== PROBLEM TO WORK ON ==
Repeat the records from their start through the line containing "cell-std: 0.77 (965, 121, 1096, 183)", swapping "sort-updown-icon" for "sort-toggle-icon" and leaving everything else unchanged.

-- Start --

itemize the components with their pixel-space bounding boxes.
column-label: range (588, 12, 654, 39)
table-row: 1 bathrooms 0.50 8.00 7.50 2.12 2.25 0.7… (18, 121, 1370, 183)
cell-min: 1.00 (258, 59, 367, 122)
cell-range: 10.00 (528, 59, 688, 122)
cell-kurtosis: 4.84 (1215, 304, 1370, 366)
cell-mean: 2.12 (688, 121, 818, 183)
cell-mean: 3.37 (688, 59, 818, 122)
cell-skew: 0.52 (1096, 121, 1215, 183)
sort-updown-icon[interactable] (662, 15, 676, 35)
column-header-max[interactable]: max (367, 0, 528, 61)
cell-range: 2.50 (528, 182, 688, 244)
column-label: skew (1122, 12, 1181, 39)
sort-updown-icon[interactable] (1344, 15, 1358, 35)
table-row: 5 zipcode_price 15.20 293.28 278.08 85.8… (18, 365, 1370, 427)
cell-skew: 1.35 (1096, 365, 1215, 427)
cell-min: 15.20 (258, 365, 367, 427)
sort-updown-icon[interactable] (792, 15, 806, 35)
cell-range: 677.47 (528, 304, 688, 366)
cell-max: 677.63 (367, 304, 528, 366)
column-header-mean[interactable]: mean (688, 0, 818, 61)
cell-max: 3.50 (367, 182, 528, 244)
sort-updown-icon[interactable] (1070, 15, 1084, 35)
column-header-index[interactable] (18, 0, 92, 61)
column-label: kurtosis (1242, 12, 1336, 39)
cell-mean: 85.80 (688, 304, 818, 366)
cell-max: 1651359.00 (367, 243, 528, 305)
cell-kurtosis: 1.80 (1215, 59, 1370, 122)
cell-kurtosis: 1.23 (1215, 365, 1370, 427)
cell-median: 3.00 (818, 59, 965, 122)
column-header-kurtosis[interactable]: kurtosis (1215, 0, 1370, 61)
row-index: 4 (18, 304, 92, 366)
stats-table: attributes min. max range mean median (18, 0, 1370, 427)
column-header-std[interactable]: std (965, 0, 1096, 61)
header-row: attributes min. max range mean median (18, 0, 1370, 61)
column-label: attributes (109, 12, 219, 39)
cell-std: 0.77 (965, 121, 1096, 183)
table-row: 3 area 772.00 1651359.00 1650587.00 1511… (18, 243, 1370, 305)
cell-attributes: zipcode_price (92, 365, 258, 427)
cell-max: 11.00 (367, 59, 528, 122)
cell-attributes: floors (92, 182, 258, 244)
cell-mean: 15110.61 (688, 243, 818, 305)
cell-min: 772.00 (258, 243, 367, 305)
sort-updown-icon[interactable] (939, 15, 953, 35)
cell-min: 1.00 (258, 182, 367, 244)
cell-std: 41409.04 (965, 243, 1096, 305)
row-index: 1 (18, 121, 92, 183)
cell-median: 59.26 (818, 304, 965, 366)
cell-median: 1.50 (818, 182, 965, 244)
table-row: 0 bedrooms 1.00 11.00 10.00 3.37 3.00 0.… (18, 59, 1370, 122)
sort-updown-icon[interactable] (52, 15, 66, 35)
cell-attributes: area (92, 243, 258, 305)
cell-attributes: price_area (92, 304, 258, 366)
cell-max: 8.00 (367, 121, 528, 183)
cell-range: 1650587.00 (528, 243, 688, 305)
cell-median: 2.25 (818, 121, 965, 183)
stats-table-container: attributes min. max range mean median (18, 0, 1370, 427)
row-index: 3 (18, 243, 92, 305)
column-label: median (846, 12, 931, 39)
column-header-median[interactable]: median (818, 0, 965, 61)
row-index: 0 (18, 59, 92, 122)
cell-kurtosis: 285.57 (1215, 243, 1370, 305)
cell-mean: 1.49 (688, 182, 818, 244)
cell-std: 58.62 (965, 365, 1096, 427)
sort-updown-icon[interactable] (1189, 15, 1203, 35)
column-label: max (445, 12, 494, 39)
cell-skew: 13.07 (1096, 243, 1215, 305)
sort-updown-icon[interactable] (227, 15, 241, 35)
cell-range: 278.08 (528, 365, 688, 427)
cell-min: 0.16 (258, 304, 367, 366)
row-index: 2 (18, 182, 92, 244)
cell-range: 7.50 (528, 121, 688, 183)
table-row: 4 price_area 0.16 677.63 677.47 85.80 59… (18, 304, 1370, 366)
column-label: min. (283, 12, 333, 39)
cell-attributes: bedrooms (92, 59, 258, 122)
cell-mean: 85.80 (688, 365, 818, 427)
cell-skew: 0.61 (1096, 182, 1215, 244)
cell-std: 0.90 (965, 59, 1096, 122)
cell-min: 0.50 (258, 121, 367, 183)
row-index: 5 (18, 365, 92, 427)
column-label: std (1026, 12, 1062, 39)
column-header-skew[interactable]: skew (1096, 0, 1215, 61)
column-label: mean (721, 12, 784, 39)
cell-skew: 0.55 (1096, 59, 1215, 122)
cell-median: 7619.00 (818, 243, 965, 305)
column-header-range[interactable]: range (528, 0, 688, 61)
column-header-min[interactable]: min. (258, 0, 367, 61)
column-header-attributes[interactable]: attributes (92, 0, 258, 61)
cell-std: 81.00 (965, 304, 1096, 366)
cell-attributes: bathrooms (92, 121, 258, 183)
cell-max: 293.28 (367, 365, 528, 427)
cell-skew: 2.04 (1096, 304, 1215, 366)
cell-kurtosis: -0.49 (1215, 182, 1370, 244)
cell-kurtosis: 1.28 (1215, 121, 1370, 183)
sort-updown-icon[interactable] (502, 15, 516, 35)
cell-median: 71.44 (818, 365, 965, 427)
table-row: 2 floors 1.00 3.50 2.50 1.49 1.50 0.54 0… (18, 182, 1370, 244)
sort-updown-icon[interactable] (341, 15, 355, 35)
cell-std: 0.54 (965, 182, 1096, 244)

-- End --

== SOLUTION FOR THIS EXERCISE ==
itemize the components with their pixel-space bounding boxes.
column-label: range (588, 12, 654, 39)
table-row: 1 bathrooms 0.50 8.00 7.50 2.12 2.25 0.7… (18, 121, 1370, 183)
cell-min: 1.00 (258, 59, 367, 122)
cell-range: 10.00 (528, 59, 688, 122)
cell-kurtosis: 4.84 (1215, 304, 1370, 366)
cell-mean: 2.12 (688, 121, 818, 183)
cell-mean: 3.37 (688, 59, 818, 122)
cell-skew: 0.52 (1096, 121, 1215, 183)
sort-toggle-icon[interactable] (662, 15, 676, 35)
column-header-max[interactable]: max (367, 0, 528, 61)
cell-range: 2.50 (528, 182, 688, 244)
column-label: skew (1122, 12, 1181, 39)
sort-toggle-icon[interactable] (1344, 15, 1358, 35)
table-row: 5 zipcode_price 15.20 293.28 278.08 85.8… (18, 365, 1370, 427)
cell-skew: 1.35 (1096, 365, 1215, 427)
cell-min: 15.20 (258, 365, 367, 427)
sort-toggle-icon[interactable] (792, 15, 806, 35)
cell-range: 677.47 (528, 304, 688, 366)
cell-max: 677.63 (367, 304, 528, 366)
column-header-mean[interactable]: mean (688, 0, 818, 61)
cell-max: 3.50 (367, 182, 528, 244)
sort-toggle-icon[interactable] (1070, 15, 1084, 35)
column-header-index[interactable] (18, 0, 92, 61)
column-label: kurtosis (1242, 12, 1336, 39)
cell-mean: 85.80 (688, 304, 818, 366)
cell-max: 1651359.00 (367, 243, 528, 305)
cell-kurtosis: 1.80 (1215, 59, 1370, 122)
cell-kurtosis: 1.23 (1215, 365, 1370, 427)
cell-median: 3.00 (818, 59, 965, 122)
column-header-kurtosis[interactable]: kurtosis (1215, 0, 1370, 61)
row-index: 4 (18, 304, 92, 366)
stats-table: attributes min. max range mean median (18, 0, 1370, 427)
column-header-std[interactable]: std (965, 0, 1096, 61)
header-row: attributes min. max range mean median (18, 0, 1370, 61)
column-label: attributes (109, 12, 219, 39)
cell-std: 0.77 (965, 121, 1096, 183)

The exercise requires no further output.